### Given entries
☆ ☆ ☆ ☆

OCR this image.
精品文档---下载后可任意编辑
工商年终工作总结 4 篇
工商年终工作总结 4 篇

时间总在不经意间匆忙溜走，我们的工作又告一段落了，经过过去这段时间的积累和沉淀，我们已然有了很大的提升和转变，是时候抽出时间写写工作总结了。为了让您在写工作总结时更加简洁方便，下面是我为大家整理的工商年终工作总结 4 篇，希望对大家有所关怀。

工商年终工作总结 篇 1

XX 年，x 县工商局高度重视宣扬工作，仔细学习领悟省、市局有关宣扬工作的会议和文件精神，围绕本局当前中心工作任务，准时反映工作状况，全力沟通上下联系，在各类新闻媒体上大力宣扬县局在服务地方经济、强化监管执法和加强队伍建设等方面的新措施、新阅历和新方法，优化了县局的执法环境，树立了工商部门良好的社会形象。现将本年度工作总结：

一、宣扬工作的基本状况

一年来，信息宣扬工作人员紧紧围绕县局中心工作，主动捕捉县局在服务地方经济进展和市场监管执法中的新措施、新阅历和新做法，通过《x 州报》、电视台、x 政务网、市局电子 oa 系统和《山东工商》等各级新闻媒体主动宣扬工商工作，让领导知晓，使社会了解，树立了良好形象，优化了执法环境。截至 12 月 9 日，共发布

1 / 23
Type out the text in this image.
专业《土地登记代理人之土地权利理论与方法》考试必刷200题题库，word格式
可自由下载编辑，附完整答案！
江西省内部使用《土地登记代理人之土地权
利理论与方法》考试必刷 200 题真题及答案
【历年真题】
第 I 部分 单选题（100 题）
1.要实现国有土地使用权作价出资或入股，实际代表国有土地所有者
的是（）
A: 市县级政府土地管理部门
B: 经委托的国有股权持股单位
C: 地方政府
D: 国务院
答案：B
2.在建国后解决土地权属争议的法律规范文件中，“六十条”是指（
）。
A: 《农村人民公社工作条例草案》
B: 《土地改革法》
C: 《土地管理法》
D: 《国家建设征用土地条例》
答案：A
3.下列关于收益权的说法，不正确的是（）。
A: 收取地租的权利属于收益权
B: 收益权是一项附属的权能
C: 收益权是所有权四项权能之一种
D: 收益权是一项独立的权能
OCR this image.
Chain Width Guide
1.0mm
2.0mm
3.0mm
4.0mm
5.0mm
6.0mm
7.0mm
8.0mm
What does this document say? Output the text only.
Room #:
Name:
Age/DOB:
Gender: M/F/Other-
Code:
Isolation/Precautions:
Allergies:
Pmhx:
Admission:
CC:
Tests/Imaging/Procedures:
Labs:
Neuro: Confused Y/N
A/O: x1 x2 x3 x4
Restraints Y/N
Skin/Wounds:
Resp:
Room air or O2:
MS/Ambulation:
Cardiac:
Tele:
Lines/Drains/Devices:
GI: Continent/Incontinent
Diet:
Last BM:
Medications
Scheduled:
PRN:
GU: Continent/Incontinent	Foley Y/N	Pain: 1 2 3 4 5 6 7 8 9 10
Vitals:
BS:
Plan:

☆ ☆ ☆ ☆

Return every line exactly.

### Exercise result
OCR this image.
精品文档---下载后可任意编辑
工商年终工作总结 4 篇
工商年终工作总结 4 篇

时间总在不经意间匆忙溜走，我们的工作又告一段落了，经过过去这段时间的积累和沉淀，我们已然有了很大的提升和转变，是时候抽出时间写写工作总结了。为了让您在写工作总结时更加简洁方便，下面是我为大家整理的工商年终工作总结 4 篇，希望对大家有所关怀。

工商年终工作总结 篇 1

XX 年，x 县工商局高度重视宣扬工作，仔细学习领悟省、市局有关宣扬工作的会议和文件精神，围绕本局当前中心工作任务，准时反映工作状况，全力沟通上下联系，在各类新闻媒体上大力宣扬县局在服务地方经济、强化监管执法和加强队伍建设等方面的新措施、新阅历和新方法，优化了县局的执法环境，树立了工商部门良好的社会形象。现将本年度工作总结：

一、宣扬工作的基本状况

一年来，信息宣扬工作人员紧紧围绕县局中心工作，主动捕捉县局在服务地方经济进展和市场监管执法中的新措施、新阅历和新做法，通过《x 州报》、电视台、x 政务网、市局电子 oa 系统和《山东工商》等各级新闻媒体主动宣扬工商工作，让领导知晓，使社会了解，树立了良好形象，优化了执法环境。截至 12 月 9 日，共发布

1 / 23
Type out the text in this image.
专业《土地登记代理人之土地权利理论与方法》考试必刷200题题库，word格式
可自由下载编辑，附完整答案！
江西省内部使用《土地登记代理人之土地权
利理论与方法》考试必刷 200 题真题及答案
【历年真题】
第 I 部分 单选题（100 题）
1.要实现国有土地使用权作价出资或入股，实际代表国有土地所有者
的是（）
A: 市县级政府土地管理部门
B: 经委托的国有股权持股单位
C: 地方政府
D: 国务院
答案：B
2.在建国后解决土地权属争议的法律规范文件中，“六十条”是指（
）。
A: 《农村人民公社工作条例草案》
B: 《土地改革法》
C: 《土地管理法》
D: 《国家建设征用土地条例》
答案：A
3.下列关于收益权的说法，不正确的是（）。
A: 收取地租的权利属于收益权
B: 收益权是一项附属的权能
C: 收益权是所有权四项权能之一种
D: 收益权是一项独立的权能
OCR this image.
Chain Width Guide
1.0mm
2.0mm
3.0mm
4.0mm
5.0mm
6.0mm
7.0mm
8.0mm
What does this document say? Output the text only.
Room #:
Name:
Age/DOB:
Gender: M/F/Other-
Code:
Isolation/Precautions:
Allergies:
Pmhx:
Admission:
CC:
Tests/Imaging/Procedures:
Labs:
Neuro: Confused Y/N
A/O: x1 x2 x3 x4
Restraints Y/N
Skin/Wounds:
Resp:
Room air or O2:
MS/Ambulation:
Cardiac:
Tele:
Lines/Drains/Devices:
GI: Continent/Incontinent
Diet:
Last BM:
Medications
Scheduled:
PRN:
GU: Continent/Incontinent	Foley Y/N	Pain: 1 2 3 4 5 6 7 8 9 10
Vitals:
BS:
Plan:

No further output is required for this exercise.